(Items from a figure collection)
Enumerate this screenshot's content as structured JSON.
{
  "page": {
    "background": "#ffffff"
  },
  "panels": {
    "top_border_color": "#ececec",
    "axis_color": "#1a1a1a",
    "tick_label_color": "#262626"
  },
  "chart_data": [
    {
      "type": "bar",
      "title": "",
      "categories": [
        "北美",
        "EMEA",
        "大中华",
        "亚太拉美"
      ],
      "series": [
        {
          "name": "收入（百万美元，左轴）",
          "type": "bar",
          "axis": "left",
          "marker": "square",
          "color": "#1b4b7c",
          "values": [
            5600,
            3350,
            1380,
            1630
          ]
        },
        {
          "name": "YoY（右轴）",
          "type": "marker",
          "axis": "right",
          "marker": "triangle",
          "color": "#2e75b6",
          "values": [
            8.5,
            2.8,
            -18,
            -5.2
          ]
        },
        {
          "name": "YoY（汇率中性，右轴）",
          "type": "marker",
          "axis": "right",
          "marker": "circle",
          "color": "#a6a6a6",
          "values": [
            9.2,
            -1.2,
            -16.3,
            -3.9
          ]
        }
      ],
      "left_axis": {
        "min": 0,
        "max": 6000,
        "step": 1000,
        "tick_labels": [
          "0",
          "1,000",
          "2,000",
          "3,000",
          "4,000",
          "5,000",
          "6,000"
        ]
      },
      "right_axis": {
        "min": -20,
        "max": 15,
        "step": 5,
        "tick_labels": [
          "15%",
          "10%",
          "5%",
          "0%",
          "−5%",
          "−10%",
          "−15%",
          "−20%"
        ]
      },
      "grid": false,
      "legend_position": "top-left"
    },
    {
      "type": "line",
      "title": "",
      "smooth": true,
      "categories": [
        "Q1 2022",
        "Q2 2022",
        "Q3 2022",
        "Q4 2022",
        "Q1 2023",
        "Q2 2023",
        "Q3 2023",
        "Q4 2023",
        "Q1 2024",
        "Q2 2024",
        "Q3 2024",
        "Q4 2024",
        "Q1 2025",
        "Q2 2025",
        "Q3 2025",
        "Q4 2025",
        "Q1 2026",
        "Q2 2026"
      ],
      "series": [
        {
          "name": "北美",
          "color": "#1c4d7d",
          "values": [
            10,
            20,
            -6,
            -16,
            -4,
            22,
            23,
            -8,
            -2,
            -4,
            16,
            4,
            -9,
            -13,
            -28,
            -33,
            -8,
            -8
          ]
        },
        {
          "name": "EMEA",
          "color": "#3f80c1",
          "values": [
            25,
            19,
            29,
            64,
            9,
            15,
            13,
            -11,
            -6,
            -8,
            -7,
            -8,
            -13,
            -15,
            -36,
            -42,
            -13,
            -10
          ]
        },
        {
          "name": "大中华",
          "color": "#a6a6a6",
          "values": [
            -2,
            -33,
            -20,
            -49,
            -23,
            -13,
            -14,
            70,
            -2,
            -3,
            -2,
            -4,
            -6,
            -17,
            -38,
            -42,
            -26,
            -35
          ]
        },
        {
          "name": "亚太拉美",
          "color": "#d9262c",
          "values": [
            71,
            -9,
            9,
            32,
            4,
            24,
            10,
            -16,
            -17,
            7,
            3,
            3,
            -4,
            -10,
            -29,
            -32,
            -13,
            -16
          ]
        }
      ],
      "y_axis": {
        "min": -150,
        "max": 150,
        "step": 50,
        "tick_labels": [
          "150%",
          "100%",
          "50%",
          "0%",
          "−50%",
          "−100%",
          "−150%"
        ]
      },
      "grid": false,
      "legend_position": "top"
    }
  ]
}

### Objective
Every record above needs to be repeated word for word.

### The response
Enumerate this screenshot's content as structured JSON.
{
  "page": {
    "background": "#ffffff"
  },
  "panels": {
    "top_border_color": "#ececec",
    "axis_color": "#1a1a1a",
    "tick_label_color": "#262626"
  },
  "chart_data": [
    {
      "type": "bar",
      "title": "",
      "categories": [
        "北美",
        "EMEA",
        "大中华",
        "亚太拉美"
      ],
      "series": [
        {
          "name": "收入（百万美元，左轴）",
          "type": "bar",
          "axis": "left",
          "marker": "square",
          "color": "#1b4b7c",
          "values": [
            5600,
            3350,
            1380,
            1630
          ]
        },
        {
          "name": "YoY（右轴）",
          "type": "marker",
          "axis": "right",
          "marker": "triangle",
          "color": "#2e75b6",
          "values": [
            8.5,
            2.8,
            -18,
            -5.2
          ]
        },
        {
          "name": "YoY（汇率中性，右轴）",
          "type": "marker",
          "axis": "right",
          "marker": "circle",
          "color": "#a6a6a6",
          "values": [
            9.2,
            -1.2,
            -16.3,
            -3.9
          ]
        }
      ],
      "left_axis": {
        "min": 0,
        "max": 6000,
        "step": 1000,
        "tick_labels": [
          "0",
          "1,000",
          "2,000",
          "3,000",
          "4,000",
          "5,000",
          "6,000"
        ]
      },
      "right_axis": {
        "min": -20,
        "max": 15,
        "step": 5,
        "tick_labels": [
          "15%",
          "10%",
          "5%",
          "0%",
          "−5%",
          "−10%",
          "−15%",
          "−20%"
        ]
      },
      "grid": false,
      "legend_position": "top-left"
    },
    {
      "type": "line",
      "title": "",
      "smooth": true,
      "categories": [
        "Q1 2022",
        "Q2 2022",
        "Q3 2022",
        "Q4 2022",
        "Q1 2023",
        "Q2 2023",
        "Q3 2023",
        "Q4 2023",
        "Q1 2024",
        "Q2 2024",
        "Q3 2024",
        "Q4 2024",
        "Q1 2025",
        "Q2 2025",
        "Q3 2025",
        "Q4 2025",
        "Q1 2026",
        "Q2 2026"
      ],
      "series": [
        {
          "name": "北美",
          "color": "#1c4d7d",
          "values": [
            10,
            20,
            -6,
            -16,
            -4,
            22,
            23,
            -8,
            -2,
            -4,
            16,
            4,
            -9,
            -13,
            -28,
            -33,
            -8,
            -8
          ]
        },
        {
          "name": "EMEA",
          "color": "#3f80c1",
          "values": [
            25,
            19,
            29,
            64,
            9,
            15,
            13,
            -11,
            -6,
            -8,
            -7,
            -8,
            -13,
            -15,
            -36,
            -42,
            -13,
            -10
          ]
        },
        {
          "name": "大中华",
          "color": "#a6a6a6",
          "values": [
            -2,
            -33,
            -20,
            -49,
            -23,
            -13,
            -14,
            70,
            -2,
            -3,
            -2,
            -4,
            -6,
            -17,
            -38,
            -42,
            -26,
            -35
          ]
        },
        {
          "name": "亚太拉美",
          "color": "#d9262c",
          "values": [
            71,
            -9,
            9,
            32,
            4,
            24,
            10,
            -16,
            -17,
            7,
            3,
            3,
            -4,
            -10,
            -29,
            -32,
            -13,
            -16
          ]
        }
      ],
      "y_axis": {
        "min": -150,
        "max": 150,
        "step": 50,
        "tick_labels": [
          "150%",
          "100%",
          "50%",
          "0%",
          "−50%",
          "−100%",
          "−150%"
        ]
      },
      "grid": false,
      "legend_position": "top"
    }
  ]
}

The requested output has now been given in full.